▶ [WORK TO BE COMPLETED] Could you quote the data below word for word, from its first line through the line that contains "- data-point: [1677, 1341, 1693, 1357]"?

(Element location data)
#####

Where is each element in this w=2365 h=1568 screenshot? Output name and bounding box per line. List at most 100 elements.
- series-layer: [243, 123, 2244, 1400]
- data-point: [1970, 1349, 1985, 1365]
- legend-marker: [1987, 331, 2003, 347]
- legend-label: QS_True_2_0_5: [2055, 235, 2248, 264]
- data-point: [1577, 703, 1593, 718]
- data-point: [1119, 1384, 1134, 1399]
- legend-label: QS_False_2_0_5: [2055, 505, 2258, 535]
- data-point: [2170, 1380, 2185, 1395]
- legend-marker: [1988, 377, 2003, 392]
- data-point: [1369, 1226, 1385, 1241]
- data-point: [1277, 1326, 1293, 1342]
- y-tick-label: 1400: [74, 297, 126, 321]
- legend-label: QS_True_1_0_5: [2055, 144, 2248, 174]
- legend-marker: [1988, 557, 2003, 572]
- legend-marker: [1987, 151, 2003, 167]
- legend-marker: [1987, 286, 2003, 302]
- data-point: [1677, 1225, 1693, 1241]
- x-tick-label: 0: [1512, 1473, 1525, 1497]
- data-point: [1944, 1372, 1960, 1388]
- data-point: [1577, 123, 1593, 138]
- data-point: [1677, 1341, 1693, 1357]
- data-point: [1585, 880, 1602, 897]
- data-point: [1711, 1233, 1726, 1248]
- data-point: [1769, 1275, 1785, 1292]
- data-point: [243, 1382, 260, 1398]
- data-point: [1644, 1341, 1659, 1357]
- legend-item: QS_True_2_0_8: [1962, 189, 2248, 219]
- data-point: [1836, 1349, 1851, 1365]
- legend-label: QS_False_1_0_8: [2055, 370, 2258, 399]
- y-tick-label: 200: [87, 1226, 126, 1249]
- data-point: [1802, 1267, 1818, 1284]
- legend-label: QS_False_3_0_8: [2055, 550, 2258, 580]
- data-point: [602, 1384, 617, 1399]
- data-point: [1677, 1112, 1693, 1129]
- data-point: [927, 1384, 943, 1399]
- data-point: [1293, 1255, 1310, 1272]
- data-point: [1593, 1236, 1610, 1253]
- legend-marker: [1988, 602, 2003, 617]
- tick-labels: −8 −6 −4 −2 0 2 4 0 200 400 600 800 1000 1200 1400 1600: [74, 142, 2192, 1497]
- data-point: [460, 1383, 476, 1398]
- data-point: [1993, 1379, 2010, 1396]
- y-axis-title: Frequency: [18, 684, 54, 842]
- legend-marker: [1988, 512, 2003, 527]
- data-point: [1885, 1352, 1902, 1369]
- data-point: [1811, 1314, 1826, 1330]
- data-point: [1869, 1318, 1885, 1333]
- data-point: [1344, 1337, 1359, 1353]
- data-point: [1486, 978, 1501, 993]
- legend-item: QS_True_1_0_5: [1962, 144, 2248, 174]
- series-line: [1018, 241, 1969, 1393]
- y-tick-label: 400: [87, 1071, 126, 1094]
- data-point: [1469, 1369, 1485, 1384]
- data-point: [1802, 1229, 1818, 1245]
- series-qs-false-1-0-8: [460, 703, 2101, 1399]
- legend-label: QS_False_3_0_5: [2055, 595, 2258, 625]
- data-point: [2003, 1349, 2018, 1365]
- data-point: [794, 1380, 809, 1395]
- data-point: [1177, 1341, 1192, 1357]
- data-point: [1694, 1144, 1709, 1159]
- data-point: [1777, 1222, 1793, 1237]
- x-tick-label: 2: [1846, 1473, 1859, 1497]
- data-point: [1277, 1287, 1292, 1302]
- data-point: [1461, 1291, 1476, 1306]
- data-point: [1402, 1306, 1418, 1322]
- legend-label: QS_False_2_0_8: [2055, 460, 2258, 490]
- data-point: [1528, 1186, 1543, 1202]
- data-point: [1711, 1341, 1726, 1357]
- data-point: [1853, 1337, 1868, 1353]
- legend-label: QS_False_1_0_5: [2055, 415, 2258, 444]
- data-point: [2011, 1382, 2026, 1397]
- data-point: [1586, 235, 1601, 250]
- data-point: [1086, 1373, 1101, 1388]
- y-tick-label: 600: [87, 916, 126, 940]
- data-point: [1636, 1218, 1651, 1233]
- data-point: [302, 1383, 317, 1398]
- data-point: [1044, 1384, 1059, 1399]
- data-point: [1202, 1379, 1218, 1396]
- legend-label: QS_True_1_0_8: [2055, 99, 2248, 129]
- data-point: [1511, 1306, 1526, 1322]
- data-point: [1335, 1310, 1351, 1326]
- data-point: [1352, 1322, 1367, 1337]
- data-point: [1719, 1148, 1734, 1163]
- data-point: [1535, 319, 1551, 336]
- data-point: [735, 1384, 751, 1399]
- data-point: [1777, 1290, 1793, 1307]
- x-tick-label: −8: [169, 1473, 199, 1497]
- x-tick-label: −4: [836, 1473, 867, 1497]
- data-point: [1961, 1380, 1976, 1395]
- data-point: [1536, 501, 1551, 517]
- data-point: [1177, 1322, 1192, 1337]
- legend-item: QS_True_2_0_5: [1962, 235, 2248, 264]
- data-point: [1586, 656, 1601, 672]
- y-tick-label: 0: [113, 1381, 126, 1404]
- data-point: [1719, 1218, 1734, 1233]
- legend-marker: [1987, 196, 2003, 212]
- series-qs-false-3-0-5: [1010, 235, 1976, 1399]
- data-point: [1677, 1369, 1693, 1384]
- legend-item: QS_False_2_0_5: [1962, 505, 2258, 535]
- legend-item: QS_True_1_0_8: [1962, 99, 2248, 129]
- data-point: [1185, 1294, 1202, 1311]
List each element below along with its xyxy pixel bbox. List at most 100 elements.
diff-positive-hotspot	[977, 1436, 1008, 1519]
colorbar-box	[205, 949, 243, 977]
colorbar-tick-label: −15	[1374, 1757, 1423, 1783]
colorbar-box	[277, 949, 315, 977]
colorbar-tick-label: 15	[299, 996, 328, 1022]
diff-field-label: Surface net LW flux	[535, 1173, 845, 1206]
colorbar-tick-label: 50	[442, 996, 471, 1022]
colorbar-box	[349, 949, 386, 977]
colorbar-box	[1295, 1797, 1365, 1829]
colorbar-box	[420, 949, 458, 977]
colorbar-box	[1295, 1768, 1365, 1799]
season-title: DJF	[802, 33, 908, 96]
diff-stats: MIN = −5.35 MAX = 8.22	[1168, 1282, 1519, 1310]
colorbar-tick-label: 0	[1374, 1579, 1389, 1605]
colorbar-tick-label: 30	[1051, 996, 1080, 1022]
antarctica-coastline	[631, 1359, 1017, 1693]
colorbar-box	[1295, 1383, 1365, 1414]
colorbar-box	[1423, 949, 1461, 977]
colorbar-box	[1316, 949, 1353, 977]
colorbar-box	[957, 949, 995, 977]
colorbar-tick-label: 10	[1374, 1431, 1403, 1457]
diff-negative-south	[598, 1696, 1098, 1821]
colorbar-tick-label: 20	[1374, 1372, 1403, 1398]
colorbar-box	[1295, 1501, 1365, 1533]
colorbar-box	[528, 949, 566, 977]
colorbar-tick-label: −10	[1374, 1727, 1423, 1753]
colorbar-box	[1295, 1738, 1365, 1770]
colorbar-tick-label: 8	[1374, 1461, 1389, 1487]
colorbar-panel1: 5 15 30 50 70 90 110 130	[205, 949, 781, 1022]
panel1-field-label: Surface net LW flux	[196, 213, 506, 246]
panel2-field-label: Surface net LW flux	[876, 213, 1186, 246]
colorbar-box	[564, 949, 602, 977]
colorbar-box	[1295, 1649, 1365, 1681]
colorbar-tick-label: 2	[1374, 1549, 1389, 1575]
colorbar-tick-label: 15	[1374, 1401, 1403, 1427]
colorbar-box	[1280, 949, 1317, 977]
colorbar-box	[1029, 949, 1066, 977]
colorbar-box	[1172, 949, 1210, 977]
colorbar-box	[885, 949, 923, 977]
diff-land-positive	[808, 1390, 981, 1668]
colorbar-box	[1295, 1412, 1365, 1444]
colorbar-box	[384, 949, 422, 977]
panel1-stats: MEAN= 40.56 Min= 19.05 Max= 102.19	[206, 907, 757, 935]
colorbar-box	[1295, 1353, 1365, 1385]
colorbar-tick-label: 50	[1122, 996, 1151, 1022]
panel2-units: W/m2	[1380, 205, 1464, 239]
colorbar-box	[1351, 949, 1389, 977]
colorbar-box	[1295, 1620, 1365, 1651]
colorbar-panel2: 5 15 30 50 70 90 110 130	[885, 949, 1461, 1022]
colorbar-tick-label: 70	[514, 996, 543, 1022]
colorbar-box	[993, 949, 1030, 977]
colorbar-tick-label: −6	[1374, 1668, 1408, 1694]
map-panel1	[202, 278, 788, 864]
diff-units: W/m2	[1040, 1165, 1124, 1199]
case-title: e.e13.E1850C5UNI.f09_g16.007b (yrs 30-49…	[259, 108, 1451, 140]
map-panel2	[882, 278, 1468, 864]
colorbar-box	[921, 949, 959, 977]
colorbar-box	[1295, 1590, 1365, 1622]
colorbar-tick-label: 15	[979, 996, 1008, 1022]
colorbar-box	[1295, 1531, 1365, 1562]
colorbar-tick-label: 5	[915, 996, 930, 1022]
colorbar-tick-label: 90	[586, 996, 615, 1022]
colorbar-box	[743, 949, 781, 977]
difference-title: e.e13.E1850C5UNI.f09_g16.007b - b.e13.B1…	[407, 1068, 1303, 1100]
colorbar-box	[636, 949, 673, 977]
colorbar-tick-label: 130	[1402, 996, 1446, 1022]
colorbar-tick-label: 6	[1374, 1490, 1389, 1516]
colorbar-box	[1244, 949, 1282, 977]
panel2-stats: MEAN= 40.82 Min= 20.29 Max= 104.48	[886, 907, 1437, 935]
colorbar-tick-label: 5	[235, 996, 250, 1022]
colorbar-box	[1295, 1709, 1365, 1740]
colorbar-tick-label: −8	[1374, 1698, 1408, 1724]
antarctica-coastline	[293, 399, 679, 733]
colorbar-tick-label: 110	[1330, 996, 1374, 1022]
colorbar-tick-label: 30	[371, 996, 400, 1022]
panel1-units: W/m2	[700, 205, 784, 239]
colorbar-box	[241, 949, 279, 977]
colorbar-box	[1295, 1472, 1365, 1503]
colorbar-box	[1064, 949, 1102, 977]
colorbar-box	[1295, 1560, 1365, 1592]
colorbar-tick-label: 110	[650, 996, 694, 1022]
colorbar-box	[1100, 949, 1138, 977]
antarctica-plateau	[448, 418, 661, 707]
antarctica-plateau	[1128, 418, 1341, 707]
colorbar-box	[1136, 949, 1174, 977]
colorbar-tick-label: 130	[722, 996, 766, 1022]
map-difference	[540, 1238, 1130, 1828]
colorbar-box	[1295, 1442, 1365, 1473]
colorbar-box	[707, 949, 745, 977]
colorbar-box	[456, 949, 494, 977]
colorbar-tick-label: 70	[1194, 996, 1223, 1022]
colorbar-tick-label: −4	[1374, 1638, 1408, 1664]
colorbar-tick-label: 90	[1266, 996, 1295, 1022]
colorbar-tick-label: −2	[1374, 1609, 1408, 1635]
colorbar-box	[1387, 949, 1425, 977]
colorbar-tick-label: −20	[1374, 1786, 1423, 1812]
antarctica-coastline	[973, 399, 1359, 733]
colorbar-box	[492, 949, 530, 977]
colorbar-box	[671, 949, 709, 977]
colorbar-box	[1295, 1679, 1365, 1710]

#####

▶ [CORRECT RESPONSE]
Where is each element in this w=2365 h=1568 screenshot? Output name and bounding box per line. List at most 100 elements.
- series-layer: [243, 123, 2244, 1400]
- data-point: [1970, 1349, 1985, 1365]
- legend-marker: [1987, 331, 2003, 347]
- legend-label: QS_True_2_0_5: [2055, 235, 2248, 264]
- data-point: [1577, 703, 1593, 718]
- data-point: [1119, 1384, 1134, 1399]
- legend-label: QS_False_2_0_5: [2055, 505, 2258, 535]
- data-point: [2170, 1380, 2185, 1395]
- legend-marker: [1988, 377, 2003, 392]
- data-point: [1369, 1226, 1385, 1241]
- data-point: [1277, 1326, 1293, 1342]
- y-tick-label: 1400: [74, 297, 126, 321]
- legend-label: QS_True_1_0_5: [2055, 144, 2248, 174]
- legend-marker: [1988, 557, 2003, 572]
- legend-marker: [1987, 151, 2003, 167]
- legend-marker: [1987, 286, 2003, 302]
- data-point: [1677, 1225, 1693, 1241]
- x-tick-label: 0: [1512, 1473, 1525, 1497]
- data-point: [1944, 1372, 1960, 1388]
- data-point: [1577, 123, 1593, 138]
- data-point: [1677, 1341, 1693, 1357]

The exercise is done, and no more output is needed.